## DESCRIPTION OF THE TASK
Turn the lines of the material below into a numbered list, omitting any blank lines.

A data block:
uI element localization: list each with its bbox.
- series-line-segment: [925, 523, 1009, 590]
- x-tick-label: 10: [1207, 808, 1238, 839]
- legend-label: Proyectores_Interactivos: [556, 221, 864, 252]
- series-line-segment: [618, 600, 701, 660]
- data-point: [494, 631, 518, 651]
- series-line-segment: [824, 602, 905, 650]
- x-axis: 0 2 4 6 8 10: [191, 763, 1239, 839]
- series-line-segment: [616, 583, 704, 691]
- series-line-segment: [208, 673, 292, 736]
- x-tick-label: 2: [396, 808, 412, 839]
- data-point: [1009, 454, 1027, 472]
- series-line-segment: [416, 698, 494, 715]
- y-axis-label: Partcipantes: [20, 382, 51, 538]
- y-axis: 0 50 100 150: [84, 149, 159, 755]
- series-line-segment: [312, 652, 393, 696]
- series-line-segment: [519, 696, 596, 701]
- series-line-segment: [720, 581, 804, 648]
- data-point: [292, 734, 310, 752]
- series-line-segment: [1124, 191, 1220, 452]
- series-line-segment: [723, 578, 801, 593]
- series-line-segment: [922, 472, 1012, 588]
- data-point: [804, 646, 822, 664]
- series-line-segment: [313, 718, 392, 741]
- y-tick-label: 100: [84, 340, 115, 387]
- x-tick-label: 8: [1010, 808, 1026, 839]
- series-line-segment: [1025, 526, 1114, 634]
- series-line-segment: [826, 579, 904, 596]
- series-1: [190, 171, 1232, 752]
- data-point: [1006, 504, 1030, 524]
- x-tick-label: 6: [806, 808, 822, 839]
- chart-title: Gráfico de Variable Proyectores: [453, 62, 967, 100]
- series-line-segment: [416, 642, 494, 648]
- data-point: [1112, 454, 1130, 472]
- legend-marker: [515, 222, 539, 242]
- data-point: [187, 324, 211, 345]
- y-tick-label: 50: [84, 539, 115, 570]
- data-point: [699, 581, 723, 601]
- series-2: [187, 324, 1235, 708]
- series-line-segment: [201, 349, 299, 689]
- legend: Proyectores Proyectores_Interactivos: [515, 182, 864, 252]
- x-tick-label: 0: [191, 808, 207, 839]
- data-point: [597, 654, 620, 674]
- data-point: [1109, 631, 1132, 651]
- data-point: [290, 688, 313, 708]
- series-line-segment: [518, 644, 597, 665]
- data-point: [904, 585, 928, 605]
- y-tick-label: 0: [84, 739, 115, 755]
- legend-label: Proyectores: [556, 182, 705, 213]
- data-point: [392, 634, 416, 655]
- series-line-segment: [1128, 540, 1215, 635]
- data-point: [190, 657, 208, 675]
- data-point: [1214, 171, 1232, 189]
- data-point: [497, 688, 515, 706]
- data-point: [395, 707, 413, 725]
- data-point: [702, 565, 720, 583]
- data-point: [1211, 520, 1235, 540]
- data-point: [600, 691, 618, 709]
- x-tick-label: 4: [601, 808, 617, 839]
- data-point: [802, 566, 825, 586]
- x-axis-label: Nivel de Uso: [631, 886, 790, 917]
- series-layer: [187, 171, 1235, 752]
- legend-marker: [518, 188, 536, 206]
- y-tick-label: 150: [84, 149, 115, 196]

## FINISHED ANSWER
1. uI element localization: list each with its bbox.
2. - series-line-segment: [925, 523, 1009, 590]
3. - x-tick-label: 10: [1207, 808, 1238, 839]
4. - legend-label: Proyectores_Interactivos: [556, 221, 864, 252]
5. - series-line-segment: [618, 600, 701, 660]
6. - data-point: [494, 631, 518, 651]
7. - series-line-segment: [824, 602, 905, 650]
8. - x-axis: 0 2 4 6 8 10: [191, 763, 1239, 839]
9. - series-line-segment: [616, 583, 704, 691]
10. - series-line-segment: [208, 673, 292, 736]
11. - x-tick-label: 2: [396, 808, 412, 839]
12. - data-point: [1009, 454, 1027, 472]
13. - series-line-segment: [416, 698, 494, 715]
14. - y-axis-label: Partcipantes: [20, 382, 51, 538]
15. - y-axis: 0 50 100 150: [84, 149, 159, 755]
16. - series-line-segment: [312, 652, 393, 696]
17. - series-line-segment: [519, 696, 596, 701]
18. - series-line-segment: [720, 581, 804, 648]
19. - data-point: [292, 734, 310, 752]
20. - series-line-segment: [1124, 191, 1220, 452]
21. - series-line-segment: [723, 578, 801, 593]
22. - series-line-segment: [922, 472, 1012, 588]
23. - data-point: [804, 646, 822, 664]
24. - series-line-segment: [313, 718, 392, 741]
25. - y-tick-label: 100: [84, 340, 115, 387]
26. - x-tick-label: 8: [1010, 808, 1026, 839]
27. - series-line-segment: [1025, 526, 1114, 634]
28. - series-line-segment: [826, 579, 904, 596]
29. - series-1: [190, 171, 1232, 752]
30. - data-point: [1006, 504, 1030, 524]
31. - x-tick-label: 6: [806, 808, 822, 839]
32. - chart-title: Gráfico de Variable Proyectores: [453, 62, 967, 100]
33. - series-line-segment: [416, 642, 494, 648]
34. - data-point: [1112, 454, 1130, 472]
35. - legend-marker: [515, 222, 539, 242]
36. - data-point: [187, 324, 211, 345]
37. - y-tick-label: 50: [84, 539, 115, 570]
38. - data-point: [699, 581, 723, 601]
39. - series-2: [187, 324, 1235, 708]
40. - series-line-segment: [201, 349, 299, 689]
41. - legend: Proyectores Proyectores_Interactivos: [515, 182, 864, 252]
42. - x-tick-label: 0: [191, 808, 207, 839]
43. - data-point: [597, 654, 620, 674]
44. - data-point: [1109, 631, 1132, 651]
45. - data-point: [290, 688, 313, 708]
46. - series-line-segment: [518, 644, 597, 665]
47. - data-point: [904, 585, 928, 605]
48. - y-tick-label: 0: [84, 739, 115, 755]
49. - legend-label: Proyectores: [556, 182, 705, 213]
50. - data-point: [392, 634, 416, 655]
51. - series-line-segment: [1128, 540, 1215, 635]
52. - data-point: [190, 657, 208, 675]
53. - data-point: [1214, 171, 1232, 189]
54. - data-point: [497, 688, 515, 706]
55. - data-point: [395, 707, 413, 725]
56. - data-point: [702, 565, 720, 583]
57. - data-point: [1211, 520, 1235, 540]
58. - data-point: [600, 691, 618, 709]
59. - x-tick-label: 4: [601, 808, 617, 839]
60. - data-point: [802, 566, 825, 586]
61. - x-axis-label: Nivel de Uso: [631, 886, 790, 917]
62. - series-layer: [187, 171, 1235, 752]
63. - legend-marker: [518, 188, 536, 206]
64. - y-tick-label: 150: [84, 149, 115, 196]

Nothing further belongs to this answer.